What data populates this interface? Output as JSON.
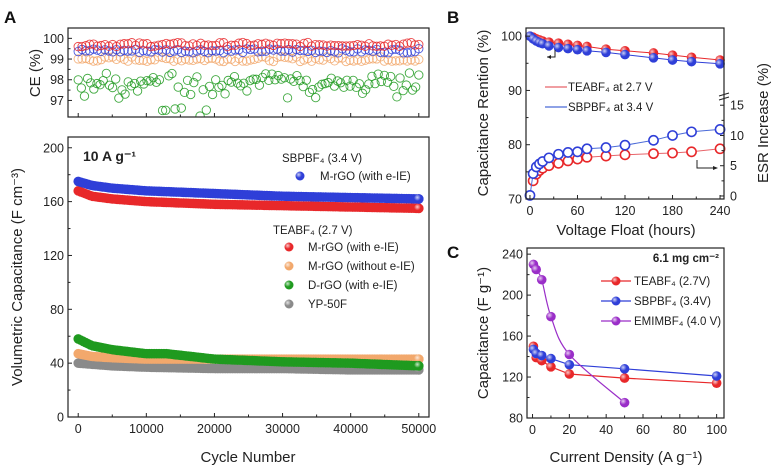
{
  "figure": {
    "panels": [
      {
        "letter": "A"
      },
      {
        "letter": "B"
      },
      {
        "letter": "C"
      }
    ]
  },
  "colors": {
    "red": "#e8282a",
    "blue": "#2f3fd8",
    "orange": "#f2a86c",
    "green": "#1f9a1f",
    "gray": "#8a8a8a",
    "purple": "#9a2ec8",
    "lightred": "#e8646a",
    "lightblue": "#4a6ad8"
  },
  "chart_data": [
    {
      "id": "A-top",
      "type": "scatter",
      "title": "",
      "xlabel": "",
      "ylabel": "CE (%)",
      "xlim": [
        -1500,
        51500
      ],
      "ylim": [
        96.2,
        100.5
      ],
      "yticks": [
        97,
        98,
        99,
        100
      ],
      "yticklabels": [
        "97",
        "98",
        "99",
        "100"
      ],
      "series": [
        {
          "name": "TEABF4 M-rGO (with e-IE)",
          "color_key": "red",
          "mean": 99.7,
          "spread": 0.1
        },
        {
          "name": "SBPBF4 M-rGO (with e-IE)",
          "color_key": "blue",
          "mean": 99.4,
          "spread": 0.1
        },
        {
          "name": "TEABF4 M-rGO (without e-IE)",
          "color_key": "orange",
          "mean": 99.0,
          "spread": 0.12
        },
        {
          "name": "TEABF4 D-rGO (with e-IE)",
          "color_key": "green",
          "mean": 98.0,
          "spread": 0.35
        }
      ]
    },
    {
      "id": "A-main",
      "type": "scatter",
      "title": "",
      "annotation": "10 A g⁻¹",
      "xlabel": "Cycle Number",
      "ylabel": "Volumetric Capacitance (F cm⁻³)",
      "xlim": [
        -1500,
        51500
      ],
      "ylim": [
        0,
        208
      ],
      "xticks": [
        0,
        10000,
        20000,
        30000,
        40000,
        50000
      ],
      "xticklabels": [
        "0",
        "10000",
        "20000",
        "30000",
        "40000",
        "50000"
      ],
      "yticks": [
        0,
        40,
        80,
        120,
        160,
        200
      ],
      "yticklabels": [
        "0",
        "40",
        "80",
        "120",
        "160",
        "200"
      ],
      "legend_groups": [
        {
          "title": "SBPBF₄ (3.4 V)",
          "items": [
            {
              "label": "M-rGO (with e-IE)",
              "color_key": "blue"
            }
          ]
        },
        {
          "title": "TEABF₄ (2.7 V)",
          "items": [
            {
              "label": "M-rGO (with e-IE)",
              "color_key": "red"
            },
            {
              "label": "M-rGO (without e-IE)",
              "color_key": "orange"
            },
            {
              "label": "D-rGO (with e-IE)",
              "color_key": "green"
            },
            {
              "label": "YP-50F",
              "color_key": "gray"
            }
          ]
        }
      ],
      "series": [
        {
          "name": "SBPBF4 M-rGO (with e-IE)",
          "color_key": "blue",
          "x": [
            0,
            2000,
            5000,
            10000,
            20000,
            30000,
            40000,
            50000
          ],
          "y": [
            175,
            172,
            170,
            168,
            166,
            164,
            163,
            162
          ]
        },
        {
          "name": "TEABF4 M-rGO (with e-IE)",
          "color_key": "red",
          "x": [
            0,
            2000,
            5000,
            10000,
            20000,
            30000,
            40000,
            50000
          ],
          "y": [
            168,
            164,
            162,
            160,
            158,
            157,
            156,
            155
          ]
        },
        {
          "name": "TEABF4 M-rGO (without e-IE)",
          "color_key": "orange",
          "x": [
            0,
            2000,
            5000,
            10000,
            20000,
            30000,
            40000,
            50000
          ],
          "y": [
            47,
            45,
            44,
            43,
            43,
            43,
            43,
            43
          ]
        },
        {
          "name": "TEABF4 D-rGO (with e-IE)",
          "color_key": "green",
          "x": [
            0,
            2000,
            5000,
            10000,
            13000,
            20000,
            30000,
            40000,
            50000
          ],
          "y": [
            58,
            53,
            50,
            47,
            47,
            43,
            41,
            40,
            38
          ]
        },
        {
          "name": "TEABF4 YP-50F",
          "color_key": "gray",
          "x": [
            0,
            5000,
            10000,
            20000,
            30000,
            40000,
            50000
          ],
          "y": [
            40,
            38,
            37,
            36,
            36,
            35,
            35
          ]
        }
      ]
    },
    {
      "id": "B",
      "type": "line",
      "title": "",
      "xlabel": "Voltage Float (hours)",
      "ylabel": "Capacitance Rention (%)",
      "y2label": "ESR Increase (%)",
      "xlim": [
        -5,
        245
      ],
      "ylim": [
        70,
        101.5
      ],
      "y2lim": [
        -0.5,
        19.5
      ],
      "xticks": [
        0,
        60,
        120,
        180,
        240
      ],
      "xticklabels": [
        "0",
        "60",
        "120",
        "180",
        "240"
      ],
      "yticks": [
        70,
        80,
        90,
        100
      ],
      "yticklabels": [
        "70",
        "80",
        "90",
        "100"
      ],
      "y2ticks": [
        0,
        5,
        10,
        15
      ],
      "y2ticklabels": [
        "0",
        "5",
        "10",
        "15"
      ],
      "legend": [
        {
          "label": "TEABF₄ at 2.7 V",
          "color_key": "lightred"
        },
        {
          "label": "SBPBF₄ at 3.4 V",
          "color_key": "lightblue"
        }
      ],
      "series": [
        {
          "name": "TEABF4 retention",
          "axis": "left",
          "marker": "filled",
          "color_key": "red",
          "x": [
            0,
            4,
            8,
            12,
            16,
            24,
            36,
            48,
            60,
            72,
            96,
            120,
            156,
            180,
            204,
            240
          ],
          "y": [
            100,
            99.8,
            99.5,
            99.3,
            99.1,
            98.9,
            98.7,
            98.5,
            98.3,
            98.1,
            97.6,
            97.3,
            96.9,
            96.5,
            96.1,
            95.6
          ]
        },
        {
          "name": "SBPBF4 retention",
          "axis": "left",
          "marker": "filled",
          "color_key": "blue",
          "x": [
            0,
            4,
            8,
            12,
            16,
            24,
            36,
            48,
            60,
            72,
            96,
            120,
            156,
            180,
            204,
            240
          ],
          "y": [
            100,
            99.5,
            99.1,
            98.8,
            98.6,
            98.2,
            97.9,
            97.7,
            97.5,
            97.3,
            97.0,
            96.6,
            96.0,
            95.6,
            95.3,
            94.9
          ]
        },
        {
          "name": "TEABF4 ESR",
          "axis": "right",
          "marker": "open",
          "color_key": "red",
          "x": [
            4,
            8,
            12,
            16,
            24,
            36,
            48,
            60,
            72,
            96,
            120,
            156,
            180,
            204,
            240
          ],
          "y": [
            2.5,
            3.6,
            4.2,
            4.6,
            5.0,
            5.4,
            5.8,
            6.1,
            6.4,
            6.6,
            6.8,
            7.0,
            7.1,
            7.3,
            7.8
          ]
        },
        {
          "name": "SBPBF4 ESR",
          "axis": "right",
          "marker": "open",
          "color_key": "blue",
          "x": [
            0,
            4,
            8,
            12,
            16,
            24,
            36,
            48,
            60,
            72,
            96,
            120,
            156,
            180,
            204,
            240
          ],
          "y": [
            0.1,
            3.7,
            4.8,
            5.3,
            5.7,
            6.3,
            6.9,
            7.2,
            7.3,
            7.8,
            8.0,
            8.4,
            9.2,
            10.0,
            10.6,
            11.0
          ]
        }
      ]
    },
    {
      "id": "C",
      "type": "line",
      "title": "",
      "annotation": "6.1 mg cm⁻²",
      "xlabel": "Current Density (A g⁻¹)",
      "ylabel": "Capacitance (F g⁻¹)",
      "xlim": [
        -3,
        104
      ],
      "ylim": [
        80,
        246
      ],
      "xticks": [
        0,
        20,
        40,
        60,
        80,
        100
      ],
      "xticklabels": [
        "0",
        "20",
        "40",
        "60",
        "80",
        "100"
      ],
      "yticks": [
        80,
        120,
        160,
        200,
        240
      ],
      "yticklabels": [
        "80",
        "120",
        "160",
        "200",
        "240"
      ],
      "legend": [
        {
          "label": "TEABF₄ (2.7V)",
          "color_key": "red"
        },
        {
          "label": "SBPBF₄ (3.4V)",
          "color_key": "blue"
        },
        {
          "label": "EMIMBF₄ (4.0 V)",
          "color_key": "purple"
        }
      ],
      "series": [
        {
          "name": "TEABF4 (2.7V)",
          "color_key": "red",
          "x": [
            0.5,
            2,
            5,
            10,
            20,
            50,
            100
          ],
          "y": [
            150,
            139,
            136,
            130,
            123,
            119,
            114
          ]
        },
        {
          "name": "SBPBF4 (3.4V)",
          "color_key": "blue",
          "x": [
            0.5,
            2,
            5,
            10,
            20,
            50,
            100
          ],
          "y": [
            147,
            143,
            141,
            138,
            132,
            128,
            121
          ]
        },
        {
          "name": "EMIMBF4 (4.0 V)",
          "color_key": "purple",
          "x": [
            0.5,
            2,
            5,
            10,
            20,
            50
          ],
          "y": [
            230,
            225,
            215,
            179,
            142,
            95
          ]
        }
      ]
    }
  ]
}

## [Exercise task]
Using the material above, work out how many lines contain the string "TEABF₄". Give that number alone.

## [The result]
3